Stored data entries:

- - -

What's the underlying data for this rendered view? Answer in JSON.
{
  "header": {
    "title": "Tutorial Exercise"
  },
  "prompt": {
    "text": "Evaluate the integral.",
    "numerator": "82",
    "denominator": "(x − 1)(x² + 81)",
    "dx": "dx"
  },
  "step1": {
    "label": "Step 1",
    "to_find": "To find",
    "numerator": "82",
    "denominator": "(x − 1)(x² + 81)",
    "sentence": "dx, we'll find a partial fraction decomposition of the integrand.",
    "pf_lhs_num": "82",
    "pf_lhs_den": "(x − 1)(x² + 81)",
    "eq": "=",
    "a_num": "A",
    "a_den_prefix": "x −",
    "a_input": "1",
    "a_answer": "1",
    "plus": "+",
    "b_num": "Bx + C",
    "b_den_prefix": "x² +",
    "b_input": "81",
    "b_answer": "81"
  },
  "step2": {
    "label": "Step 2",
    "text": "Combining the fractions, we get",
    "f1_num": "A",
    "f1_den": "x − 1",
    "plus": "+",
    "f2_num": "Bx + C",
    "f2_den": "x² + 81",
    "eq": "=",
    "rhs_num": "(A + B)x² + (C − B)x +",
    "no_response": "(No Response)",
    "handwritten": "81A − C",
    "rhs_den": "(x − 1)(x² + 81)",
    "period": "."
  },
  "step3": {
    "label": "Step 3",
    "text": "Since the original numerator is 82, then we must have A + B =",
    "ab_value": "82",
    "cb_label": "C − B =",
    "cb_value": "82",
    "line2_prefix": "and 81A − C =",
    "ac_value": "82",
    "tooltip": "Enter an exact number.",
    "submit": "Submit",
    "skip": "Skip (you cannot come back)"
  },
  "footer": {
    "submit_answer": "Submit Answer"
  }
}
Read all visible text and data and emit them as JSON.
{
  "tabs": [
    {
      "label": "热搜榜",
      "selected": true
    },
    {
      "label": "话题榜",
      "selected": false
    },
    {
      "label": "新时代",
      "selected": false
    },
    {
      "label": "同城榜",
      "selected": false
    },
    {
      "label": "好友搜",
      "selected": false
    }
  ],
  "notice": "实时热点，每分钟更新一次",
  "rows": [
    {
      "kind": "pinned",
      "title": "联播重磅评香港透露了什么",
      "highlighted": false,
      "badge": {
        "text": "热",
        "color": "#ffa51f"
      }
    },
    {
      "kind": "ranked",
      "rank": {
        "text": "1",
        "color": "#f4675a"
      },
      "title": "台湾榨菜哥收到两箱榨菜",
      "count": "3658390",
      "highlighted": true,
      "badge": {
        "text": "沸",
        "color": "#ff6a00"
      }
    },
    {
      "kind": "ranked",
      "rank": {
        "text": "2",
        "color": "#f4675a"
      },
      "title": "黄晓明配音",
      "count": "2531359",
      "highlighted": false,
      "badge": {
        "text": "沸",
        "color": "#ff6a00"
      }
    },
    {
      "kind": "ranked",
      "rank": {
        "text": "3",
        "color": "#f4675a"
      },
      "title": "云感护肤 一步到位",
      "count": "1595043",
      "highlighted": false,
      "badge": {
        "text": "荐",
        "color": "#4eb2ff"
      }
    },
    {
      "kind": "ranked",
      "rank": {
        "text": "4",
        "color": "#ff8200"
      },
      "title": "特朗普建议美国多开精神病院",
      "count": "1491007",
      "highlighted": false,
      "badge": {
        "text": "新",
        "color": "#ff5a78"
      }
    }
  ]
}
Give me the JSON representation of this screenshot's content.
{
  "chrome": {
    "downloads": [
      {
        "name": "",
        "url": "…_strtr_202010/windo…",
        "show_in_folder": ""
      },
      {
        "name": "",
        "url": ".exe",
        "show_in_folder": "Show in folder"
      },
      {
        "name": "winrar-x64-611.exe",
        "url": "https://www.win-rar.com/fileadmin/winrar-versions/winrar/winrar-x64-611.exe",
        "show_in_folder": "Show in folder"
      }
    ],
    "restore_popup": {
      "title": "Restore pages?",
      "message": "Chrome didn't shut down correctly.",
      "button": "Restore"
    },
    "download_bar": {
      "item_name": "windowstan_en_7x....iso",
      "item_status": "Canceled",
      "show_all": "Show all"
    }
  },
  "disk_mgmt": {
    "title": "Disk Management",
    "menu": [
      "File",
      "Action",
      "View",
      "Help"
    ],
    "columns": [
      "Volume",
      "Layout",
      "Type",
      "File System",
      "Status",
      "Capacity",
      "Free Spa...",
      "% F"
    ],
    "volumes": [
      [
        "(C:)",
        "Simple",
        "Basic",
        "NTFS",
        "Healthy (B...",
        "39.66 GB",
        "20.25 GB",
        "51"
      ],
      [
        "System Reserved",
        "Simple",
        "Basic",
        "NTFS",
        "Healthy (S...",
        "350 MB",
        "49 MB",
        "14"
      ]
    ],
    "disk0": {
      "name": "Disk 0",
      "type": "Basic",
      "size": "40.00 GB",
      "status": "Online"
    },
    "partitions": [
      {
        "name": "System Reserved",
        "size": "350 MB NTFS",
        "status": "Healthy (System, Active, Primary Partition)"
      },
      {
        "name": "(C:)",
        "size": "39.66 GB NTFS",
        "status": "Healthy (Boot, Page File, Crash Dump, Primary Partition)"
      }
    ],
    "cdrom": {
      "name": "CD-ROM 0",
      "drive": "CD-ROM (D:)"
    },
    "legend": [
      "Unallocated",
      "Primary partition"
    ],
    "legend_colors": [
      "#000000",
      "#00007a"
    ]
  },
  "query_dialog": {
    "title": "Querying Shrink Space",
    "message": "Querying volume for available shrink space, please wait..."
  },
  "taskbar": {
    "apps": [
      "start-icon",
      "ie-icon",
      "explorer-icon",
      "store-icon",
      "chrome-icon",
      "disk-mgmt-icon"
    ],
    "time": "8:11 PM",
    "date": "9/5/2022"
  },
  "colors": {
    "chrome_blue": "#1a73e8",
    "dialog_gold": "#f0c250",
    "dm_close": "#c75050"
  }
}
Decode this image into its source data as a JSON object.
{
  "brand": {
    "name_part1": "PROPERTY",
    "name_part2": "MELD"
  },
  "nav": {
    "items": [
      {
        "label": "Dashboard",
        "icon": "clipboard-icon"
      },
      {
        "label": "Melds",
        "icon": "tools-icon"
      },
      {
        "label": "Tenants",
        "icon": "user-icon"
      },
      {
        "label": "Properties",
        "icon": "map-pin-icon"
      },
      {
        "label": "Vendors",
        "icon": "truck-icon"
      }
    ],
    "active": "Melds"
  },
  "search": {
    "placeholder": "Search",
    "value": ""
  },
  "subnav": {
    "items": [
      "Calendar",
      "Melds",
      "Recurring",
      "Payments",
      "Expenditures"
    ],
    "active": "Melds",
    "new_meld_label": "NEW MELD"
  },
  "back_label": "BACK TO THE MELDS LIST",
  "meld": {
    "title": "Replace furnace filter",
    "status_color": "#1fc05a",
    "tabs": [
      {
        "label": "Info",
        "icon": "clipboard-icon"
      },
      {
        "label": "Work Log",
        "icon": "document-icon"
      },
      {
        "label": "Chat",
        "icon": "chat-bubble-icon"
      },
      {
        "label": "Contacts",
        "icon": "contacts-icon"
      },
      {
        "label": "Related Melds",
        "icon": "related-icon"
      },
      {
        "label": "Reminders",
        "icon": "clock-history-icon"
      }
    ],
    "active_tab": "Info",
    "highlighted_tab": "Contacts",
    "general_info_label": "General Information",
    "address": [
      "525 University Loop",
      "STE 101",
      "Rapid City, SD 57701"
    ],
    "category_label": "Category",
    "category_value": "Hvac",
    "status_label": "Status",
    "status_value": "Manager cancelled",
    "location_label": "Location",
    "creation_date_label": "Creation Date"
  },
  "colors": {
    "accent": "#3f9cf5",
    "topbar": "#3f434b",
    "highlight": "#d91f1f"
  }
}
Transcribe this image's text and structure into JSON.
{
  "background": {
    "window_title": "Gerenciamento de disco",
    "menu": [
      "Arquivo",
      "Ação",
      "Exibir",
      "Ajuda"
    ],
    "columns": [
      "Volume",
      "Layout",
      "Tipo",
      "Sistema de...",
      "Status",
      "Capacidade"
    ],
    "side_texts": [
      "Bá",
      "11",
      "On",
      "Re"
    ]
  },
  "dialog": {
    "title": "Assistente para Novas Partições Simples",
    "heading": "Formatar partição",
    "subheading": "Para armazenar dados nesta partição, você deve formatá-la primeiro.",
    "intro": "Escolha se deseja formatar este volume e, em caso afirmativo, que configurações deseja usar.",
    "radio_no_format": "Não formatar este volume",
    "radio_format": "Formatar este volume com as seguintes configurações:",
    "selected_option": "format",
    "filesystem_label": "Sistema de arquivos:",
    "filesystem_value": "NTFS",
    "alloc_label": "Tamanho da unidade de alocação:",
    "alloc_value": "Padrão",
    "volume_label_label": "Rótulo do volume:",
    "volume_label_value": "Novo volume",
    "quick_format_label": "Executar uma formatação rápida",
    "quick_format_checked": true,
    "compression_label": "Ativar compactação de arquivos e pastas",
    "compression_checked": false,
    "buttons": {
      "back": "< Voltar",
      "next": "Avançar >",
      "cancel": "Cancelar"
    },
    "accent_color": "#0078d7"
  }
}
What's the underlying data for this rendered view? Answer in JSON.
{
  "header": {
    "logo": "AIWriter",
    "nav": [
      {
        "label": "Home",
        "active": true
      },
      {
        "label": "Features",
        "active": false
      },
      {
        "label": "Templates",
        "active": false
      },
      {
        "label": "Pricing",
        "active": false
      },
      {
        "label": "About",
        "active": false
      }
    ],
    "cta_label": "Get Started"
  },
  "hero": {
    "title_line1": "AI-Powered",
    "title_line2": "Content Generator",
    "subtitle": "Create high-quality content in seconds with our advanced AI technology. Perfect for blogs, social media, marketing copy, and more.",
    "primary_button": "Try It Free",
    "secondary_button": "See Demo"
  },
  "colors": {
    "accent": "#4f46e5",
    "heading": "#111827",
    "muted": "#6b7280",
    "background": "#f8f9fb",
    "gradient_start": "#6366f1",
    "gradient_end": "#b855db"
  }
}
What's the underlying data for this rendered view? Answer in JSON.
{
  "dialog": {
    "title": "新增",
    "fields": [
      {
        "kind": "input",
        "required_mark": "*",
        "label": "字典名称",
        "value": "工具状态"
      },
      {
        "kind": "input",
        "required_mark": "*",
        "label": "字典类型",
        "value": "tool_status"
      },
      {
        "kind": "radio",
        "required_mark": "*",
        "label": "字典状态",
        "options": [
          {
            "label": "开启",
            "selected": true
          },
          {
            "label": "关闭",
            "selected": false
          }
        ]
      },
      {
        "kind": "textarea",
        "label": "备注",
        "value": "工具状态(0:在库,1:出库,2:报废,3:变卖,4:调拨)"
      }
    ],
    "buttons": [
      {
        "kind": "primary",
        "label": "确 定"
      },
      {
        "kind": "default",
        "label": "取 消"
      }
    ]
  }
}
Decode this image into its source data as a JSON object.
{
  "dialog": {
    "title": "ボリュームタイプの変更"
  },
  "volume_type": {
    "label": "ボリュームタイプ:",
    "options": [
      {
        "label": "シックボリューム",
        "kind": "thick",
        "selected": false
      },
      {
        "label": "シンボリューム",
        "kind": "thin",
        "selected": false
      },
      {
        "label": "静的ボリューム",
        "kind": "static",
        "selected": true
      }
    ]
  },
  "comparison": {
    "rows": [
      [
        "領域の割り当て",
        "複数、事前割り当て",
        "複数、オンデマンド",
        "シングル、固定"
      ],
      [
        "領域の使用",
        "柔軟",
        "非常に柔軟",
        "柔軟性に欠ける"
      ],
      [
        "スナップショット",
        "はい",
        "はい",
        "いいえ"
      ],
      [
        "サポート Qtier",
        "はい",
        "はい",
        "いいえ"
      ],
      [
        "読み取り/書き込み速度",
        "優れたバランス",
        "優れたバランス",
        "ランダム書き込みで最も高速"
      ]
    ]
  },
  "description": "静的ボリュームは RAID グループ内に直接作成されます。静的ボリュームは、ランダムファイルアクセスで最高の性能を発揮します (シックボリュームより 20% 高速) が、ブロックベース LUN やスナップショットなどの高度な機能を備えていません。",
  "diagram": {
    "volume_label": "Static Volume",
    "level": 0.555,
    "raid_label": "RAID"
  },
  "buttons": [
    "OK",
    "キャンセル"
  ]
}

- - -

● THE EXERCISE
Each line with the string "message" in it needs to be found and copied.

● RESPONSE TO THIS EXERCISE
      "message": "Chrome didn't shut down correctly.",
    "message": "Querying volume for available shrink space, please wait..."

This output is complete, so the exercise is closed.